---------- Information shown ----------
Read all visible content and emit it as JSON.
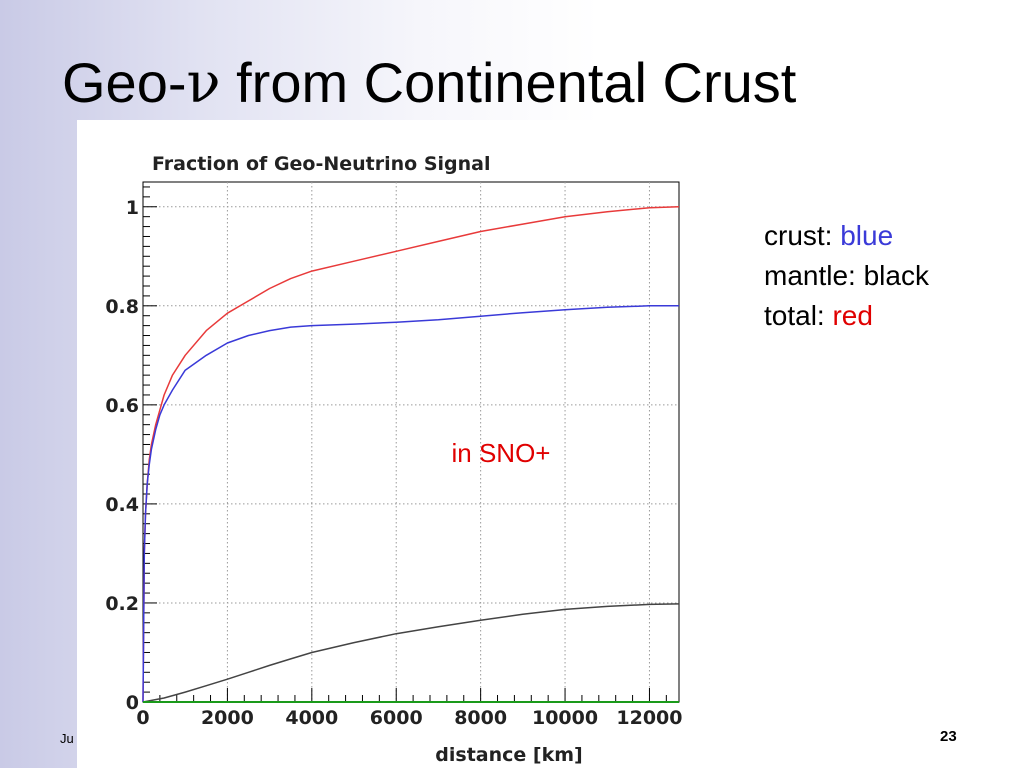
{
  "slide": {
    "title_prefix": "Geo-",
    "title_symbol": "ν",
    "title_suffix": " from Continental Crust",
    "footer_left": "Ju",
    "page_number": "23"
  },
  "legend_note": {
    "crust_label": "crust: ",
    "crust_color_word": "blue",
    "mantle_label": "mantle: black",
    "total_label": "total: ",
    "total_color_word": "red"
  },
  "colors": {
    "crust": "#3a3ad8",
    "mantle": "#444444",
    "total": "#e83a3a",
    "baseline": "#1a9a1a",
    "annotation": "#e00000"
  },
  "chart_data": {
    "type": "line",
    "title": "Fraction of Geo-Neutrino Signal",
    "xlabel": "distance [km]",
    "ylabel": "",
    "xlim": [
      0,
      12700
    ],
    "ylim": [
      0,
      1.05
    ],
    "xticks": [
      0,
      2000,
      4000,
      6000,
      8000,
      10000,
      12000
    ],
    "xtick_labels": [
      "0",
      "2000",
      "4000",
      "6000",
      "8000",
      "10000",
      "12000"
    ],
    "yticks": [
      0,
      0.2,
      0.4,
      0.6,
      0.8,
      1
    ],
    "ytick_labels": [
      "0",
      "0.2",
      "0.4",
      "0.6",
      "0.8",
      "1"
    ],
    "grid": true,
    "annotation": "in SNO+",
    "series": [
      {
        "name": "total",
        "color": "#e83a3a",
        "x": [
          0,
          30,
          60,
          100,
          150,
          200,
          300,
          400,
          500,
          700,
          1000,
          1500,
          2000,
          2500,
          3000,
          3500,
          4000,
          5000,
          6000,
          7000,
          8000,
          9000,
          10000,
          11000,
          12000,
          12700
        ],
        "y": [
          0,
          0.3,
          0.38,
          0.44,
          0.49,
          0.52,
          0.56,
          0.59,
          0.62,
          0.66,
          0.7,
          0.75,
          0.785,
          0.81,
          0.835,
          0.855,
          0.87,
          0.89,
          0.91,
          0.93,
          0.95,
          0.965,
          0.98,
          0.99,
          0.998,
          1.0
        ]
      },
      {
        "name": "crust",
        "color": "#3a3ad8",
        "x": [
          0,
          30,
          60,
          100,
          150,
          200,
          300,
          400,
          500,
          700,
          1000,
          1500,
          2000,
          2500,
          3000,
          3500,
          4000,
          5000,
          6000,
          7000,
          8000,
          9000,
          10000,
          11000,
          12000,
          12700
        ],
        "y": [
          0,
          0.3,
          0.38,
          0.44,
          0.48,
          0.51,
          0.55,
          0.58,
          0.6,
          0.63,
          0.67,
          0.7,
          0.725,
          0.74,
          0.75,
          0.757,
          0.76,
          0.763,
          0.767,
          0.772,
          0.779,
          0.786,
          0.792,
          0.797,
          0.8,
          0.8
        ]
      },
      {
        "name": "mantle",
        "color": "#444444",
        "x": [
          0,
          500,
          1000,
          1500,
          2000,
          2500,
          3000,
          3500,
          4000,
          5000,
          6000,
          7000,
          8000,
          9000,
          10000,
          11000,
          12000,
          12700
        ],
        "y": [
          0,
          0.008,
          0.02,
          0.033,
          0.046,
          0.06,
          0.074,
          0.087,
          0.1,
          0.12,
          0.138,
          0.152,
          0.165,
          0.177,
          0.187,
          0.193,
          0.197,
          0.198
        ]
      },
      {
        "name": "baseline",
        "color": "#1a9a1a",
        "x": [
          0,
          12700
        ],
        "y": [
          0,
          0
        ]
      }
    ]
  }
}
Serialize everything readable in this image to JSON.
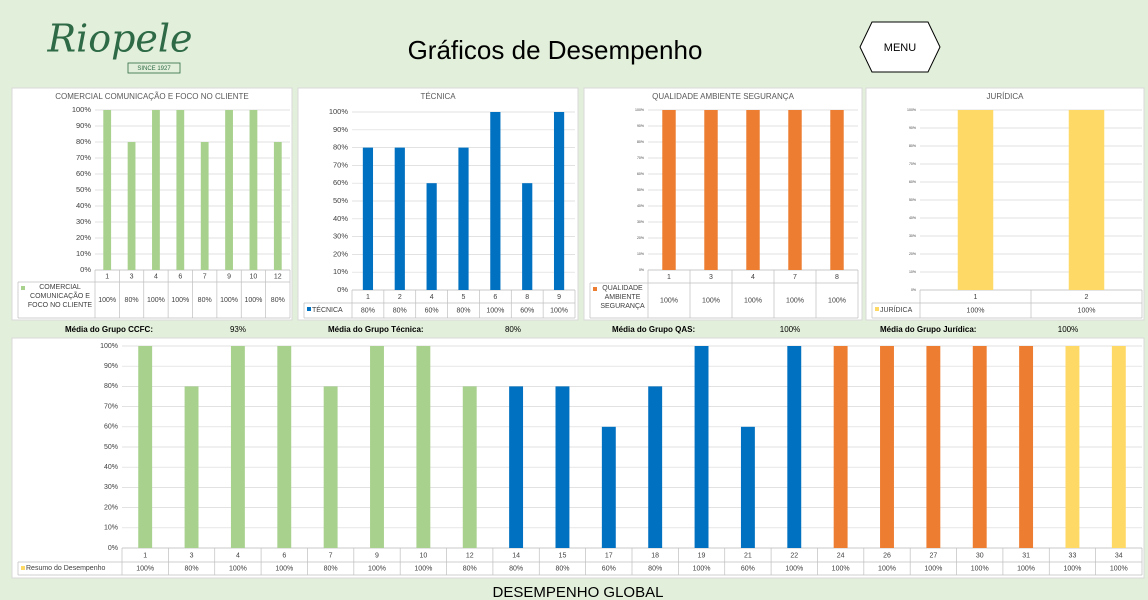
{
  "header": {
    "logo": "Riopele",
    "logo_since": "SINCE 1927",
    "title": "Gráficos de Desempenho",
    "menu": "MENU"
  },
  "averages": [
    {
      "label": "Média do Grupo CCFC:",
      "value": "93%"
    },
    {
      "label": "Média do Grupo Técnica:",
      "value": "80%"
    },
    {
      "label": "Média do Grupo QAS:",
      "value": "100%"
    },
    {
      "label": "Média do Grupo Jurídica:",
      "value": "100%"
    }
  ],
  "chart_data": [
    {
      "type": "bar",
      "title": "COMERCIAL COMUNICAÇÃO E FOCO NO CLIENTE",
      "categories": [
        "1",
        "3",
        "4",
        "6",
        "7",
        "9",
        "10",
        "12"
      ],
      "series": [
        {
          "name": "COMERCIAL COMUNICAÇÃO E FOCO NO CLIENTE",
          "color": "#a9d18e",
          "values": [
            100,
            80,
            100,
            100,
            80,
            100,
            100,
            80
          ],
          "value_labels": [
            "100%",
            "80%",
            "100%",
            "100%",
            "80%",
            "100%",
            "100%",
            "80%"
          ]
        }
      ],
      "ylim": [
        0,
        100
      ],
      "yticks": [
        {
          "value": 0,
          "label": "0%"
        },
        {
          "value": 10,
          "label": "10%"
        },
        {
          "value": 20,
          "label": "20%"
        },
        {
          "value": 30,
          "label": "30%"
        },
        {
          "value": 40,
          "label": "40%"
        },
        {
          "value": 50,
          "label": "50%"
        },
        {
          "value": 60,
          "label": "60%"
        },
        {
          "value": 70,
          "label": "70%"
        },
        {
          "value": 80,
          "label": "80%"
        },
        {
          "value": 90,
          "label": "90%"
        },
        {
          "value": 100,
          "label": "100%"
        }
      ],
      "grid": true
    },
    {
      "type": "bar",
      "title": "TÉCNICA",
      "categories": [
        "1",
        "2",
        "4",
        "5",
        "6",
        "8",
        "9"
      ],
      "series": [
        {
          "name": "TÉCNICA",
          "color": "#0070c0",
          "values": [
            80,
            80,
            60,
            80,
            100,
            60,
            100
          ],
          "value_labels": [
            "80%",
            "80%",
            "60%",
            "80%",
            "100%",
            "60%",
            "100%"
          ]
        }
      ],
      "ylim": [
        0,
        100
      ],
      "yticks": [
        {
          "value": 0,
          "label": "0%"
        },
        {
          "value": 10,
          "label": "10%"
        },
        {
          "value": 20,
          "label": "20%"
        },
        {
          "value": 30,
          "label": "30%"
        },
        {
          "value": 40,
          "label": "40%"
        },
        {
          "value": 50,
          "label": "50%"
        },
        {
          "value": 60,
          "label": "60%"
        },
        {
          "value": 70,
          "label": "70%"
        },
        {
          "value": 80,
          "label": "80%"
        },
        {
          "value": 90,
          "label": "90%"
        },
        {
          "value": 100,
          "label": "100%"
        }
      ],
      "grid": true
    },
    {
      "type": "bar",
      "title": "QUALIDADE  AMBIENTE  SEGURANÇA",
      "categories": [
        "1",
        "3",
        "4",
        "7",
        "8"
      ],
      "series": [
        {
          "name": "QUALIDADE AMBIENTE SEGURANÇA",
          "color": "#ed7d31",
          "values": [
            100,
            100,
            100,
            100,
            100
          ],
          "value_labels": [
            "100%",
            "100%",
            "100%",
            "100%",
            "100%"
          ]
        }
      ],
      "ylim": [
        0,
        100
      ],
      "yticks": [
        {
          "value": 0,
          "label": "0%"
        },
        {
          "value": 10,
          "label": "10%"
        },
        {
          "value": 20,
          "label": "20%"
        },
        {
          "value": 30,
          "label": "30%"
        },
        {
          "value": 40,
          "label": "40%"
        },
        {
          "value": 50,
          "label": "50%"
        },
        {
          "value": 60,
          "label": "60%"
        },
        {
          "value": 70,
          "label": "70%"
        },
        {
          "value": 80,
          "label": "80%"
        },
        {
          "value": 90,
          "label": "90%"
        },
        {
          "value": 100,
          "label": "100%"
        }
      ],
      "grid": true
    },
    {
      "type": "bar",
      "title": "JURÍDICA",
      "categories": [
        "1",
        "2"
      ],
      "series": [
        {
          "name": "JURÍDICA",
          "color": "#ffd966",
          "values": [
            100,
            100
          ],
          "value_labels": [
            "100%",
            "100%"
          ]
        }
      ],
      "ylim": [
        0,
        100
      ],
      "yticks": [
        {
          "value": 0,
          "label": "0%"
        },
        {
          "value": 10,
          "label": "10%"
        },
        {
          "value": 20,
          "label": "20%"
        },
        {
          "value": 30,
          "label": "30%"
        },
        {
          "value": 40,
          "label": "40%"
        },
        {
          "value": 50,
          "label": "50%"
        },
        {
          "value": 60,
          "label": "60%"
        },
        {
          "value": 70,
          "label": "70%"
        },
        {
          "value": 80,
          "label": "80%"
        },
        {
          "value": 90,
          "label": "90%"
        },
        {
          "value": 100,
          "label": "100%"
        }
      ],
      "grid": true
    },
    {
      "type": "bar",
      "title": "DESEMPENHO GLOBAL",
      "categories": [
        "1",
        "3",
        "4",
        "6",
        "7",
        "9",
        "10",
        "12",
        "14",
        "15",
        "17",
        "18",
        "19",
        "21",
        "22",
        "24",
        "26",
        "27",
        "30",
        "31",
        "33",
        "34"
      ],
      "series": [
        {
          "name": "Resumo do Desempenho",
          "color": "#ffd966",
          "colors": [
            "#a9d18e",
            "#a9d18e",
            "#a9d18e",
            "#a9d18e",
            "#a9d18e",
            "#a9d18e",
            "#a9d18e",
            "#a9d18e",
            "#0070c0",
            "#0070c0",
            "#0070c0",
            "#0070c0",
            "#0070c0",
            "#0070c0",
            "#0070c0",
            "#ed7d31",
            "#ed7d31",
            "#ed7d31",
            "#ed7d31",
            "#ed7d31",
            "#ffd966",
            "#ffd966"
          ],
          "values": [
            100,
            80,
            100,
            100,
            80,
            100,
            100,
            80,
            80,
            80,
            60,
            80,
            100,
            60,
            100,
            100,
            100,
            100,
            100,
            100,
            100,
            100
          ],
          "value_labels": [
            "100%",
            "80%",
            "100%",
            "100%",
            "80%",
            "100%",
            "100%",
            "80%",
            "80%",
            "80%",
            "60%",
            "80%",
            "100%",
            "60%",
            "100%",
            "100%",
            "100%",
            "100%",
            "100%",
            "100%",
            "100%",
            "100%"
          ]
        }
      ],
      "ylim": [
        0,
        100
      ],
      "yticks": [
        {
          "value": 0,
          "label": "0%"
        },
        {
          "value": 10,
          "label": "10%"
        },
        {
          "value": 20,
          "label": "20%"
        },
        {
          "value": 30,
          "label": "30%"
        },
        {
          "value": 40,
          "label": "40%"
        },
        {
          "value": 50,
          "label": "50%"
        },
        {
          "value": 60,
          "label": "60%"
        },
        {
          "value": 70,
          "label": "70%"
        },
        {
          "value": 80,
          "label": "80%"
        },
        {
          "value": 90,
          "label": "90%"
        },
        {
          "value": 100,
          "label": "100%"
        }
      ],
      "grid": true
    }
  ]
}
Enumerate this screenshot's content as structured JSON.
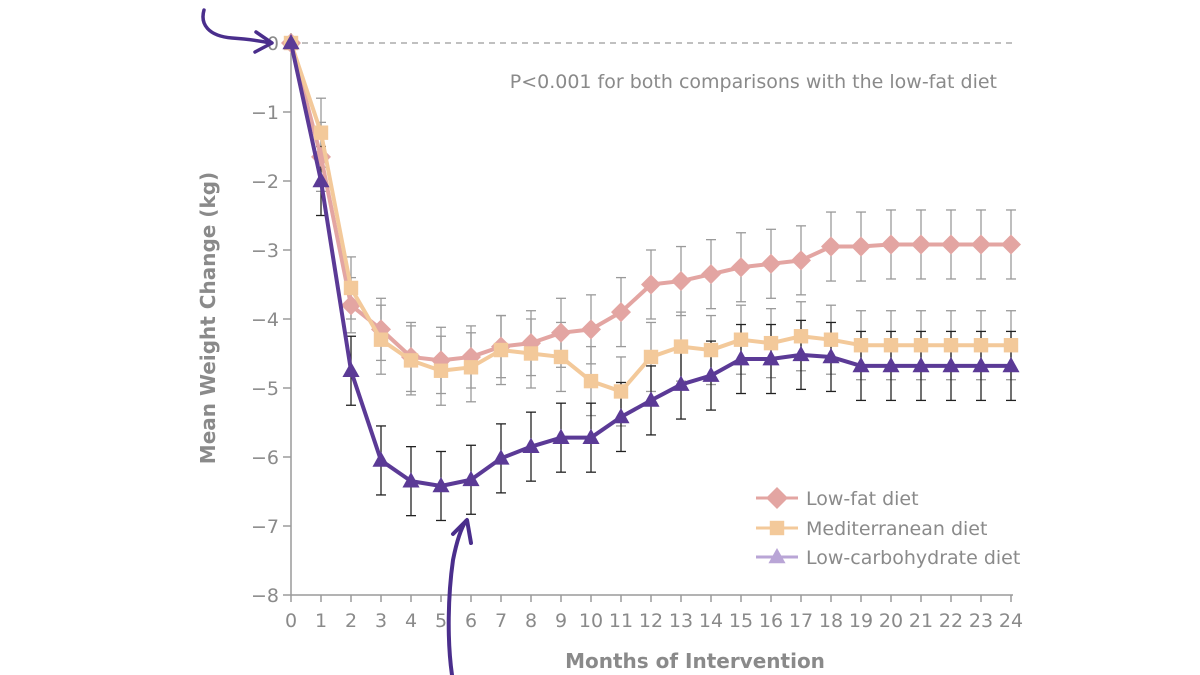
{
  "chart_data": {
    "type": "line",
    "title": "",
    "xlabel": "Months of Intervention",
    "ylabel": "Mean Weight Change (kg)",
    "annotation": "P<0.001 for both comparisons with the low-fat diet",
    "x": [
      0,
      1,
      2,
      3,
      4,
      5,
      6,
      7,
      8,
      9,
      10,
      11,
      12,
      13,
      14,
      15,
      16,
      17,
      18,
      19,
      20,
      21,
      22,
      23,
      24
    ],
    "xlim": [
      0,
      24
    ],
    "ylim": [
      -8,
      0
    ],
    "xticks": [
      "0",
      "1",
      "2",
      "3",
      "4",
      "5",
      "6",
      "7",
      "8",
      "9",
      "10",
      "11",
      "12",
      "13",
      "14",
      "15",
      "16",
      "17",
      "18",
      "19",
      "20",
      "21",
      "22",
      "23",
      "24"
    ],
    "yticks": [
      "0",
      "−1",
      "−2",
      "−3",
      "−4",
      "−5",
      "−6",
      "−7",
      "−8"
    ],
    "ytick_values": [
      0,
      -1,
      -2,
      -3,
      -4,
      -5,
      -6,
      -7,
      -8
    ],
    "reference_line": 0,
    "legend_position": "bottom-right",
    "series": [
      {
        "name": "Low-fat diet",
        "marker": "diamond",
        "color": "#e3a5a2",
        "values": [
          0,
          -1.65,
          -3.8,
          -4.15,
          -4.55,
          -4.6,
          -4.55,
          -4.4,
          -4.35,
          -4.2,
          -4.15,
          -3.9,
          -3.5,
          -3.45,
          -3.35,
          -3.25,
          -3.2,
          -3.15,
          -2.95,
          -2.95,
          -2.92,
          -2.92,
          -2.92,
          -2.92,
          -2.92
        ],
        "errors": [
          0.5,
          0.5,
          0.4,
          0.45,
          0.5,
          0.48,
          0.45,
          0.45,
          0.47,
          0.5,
          0.5,
          0.5,
          0.5,
          0.5,
          0.5,
          0.5,
          0.5,
          0.5,
          0.5,
          0.5,
          0.5,
          0.5,
          0.5,
          0.5,
          0.5
        ]
      },
      {
        "name": "Mediterranean diet",
        "marker": "square",
        "color": "#f3c99a",
        "values": [
          0,
          -1.3,
          -3.55,
          -4.3,
          -4.6,
          -4.75,
          -4.7,
          -4.45,
          -4.5,
          -4.55,
          -4.9,
          -5.05,
          -4.55,
          -4.4,
          -4.45,
          -4.3,
          -4.35,
          -4.25,
          -4.3,
          -4.38,
          -4.38,
          -4.38,
          -4.38,
          -4.38,
          -4.38
        ],
        "errors": [
          0.5,
          0.5,
          0.45,
          0.5,
          0.5,
          0.5,
          0.5,
          0.5,
          0.5,
          0.5,
          0.5,
          0.5,
          0.5,
          0.5,
          0.5,
          0.5,
          0.5,
          0.5,
          0.5,
          0.5,
          0.5,
          0.5,
          0.5,
          0.5,
          0.5
        ]
      },
      {
        "name": "Low-carbohydrate diet",
        "marker": "triangle",
        "color": "#5b3a96",
        "legend_color": "#b9a5d6",
        "values": [
          0,
          -2,
          -4.75,
          -6.05,
          -6.35,
          -6.42,
          -6.33,
          -6.02,
          -5.85,
          -5.72,
          -5.72,
          -5.42,
          -5.18,
          -4.95,
          -4.82,
          -4.58,
          -4.58,
          -4.52,
          -4.55,
          -4.68,
          -4.68,
          -4.68,
          -4.68,
          -4.68,
          -4.68
        ],
        "errors": [
          0.5,
          0.5,
          0.5,
          0.5,
          0.5,
          0.5,
          0.5,
          0.5,
          0.5,
          0.5,
          0.5,
          0.5,
          0.5,
          0.5,
          0.5,
          0.5,
          0.5,
          0.5,
          0.5,
          0.5,
          0.5,
          0.5,
          0.5,
          0.5,
          0.5
        ]
      }
    ]
  }
}
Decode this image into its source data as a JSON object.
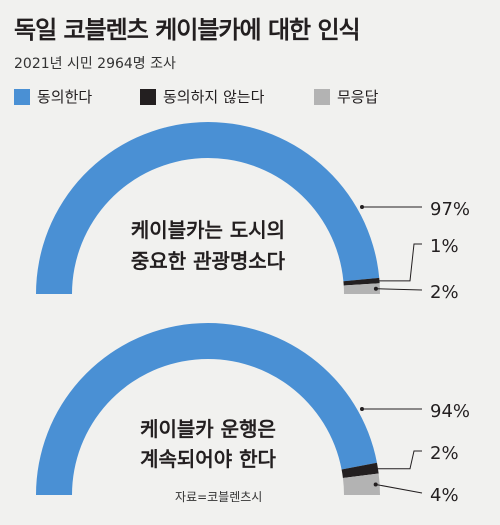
----------
• Task description
Find each line with the string "JSON" and copy it out.

• Correct output
Read all visible content and emit it as JSON.
Serialize everything readable in this image to JSON.
Enumerate this screenshot's content as structured JSON.
Decode this image into its source data as a JSON object.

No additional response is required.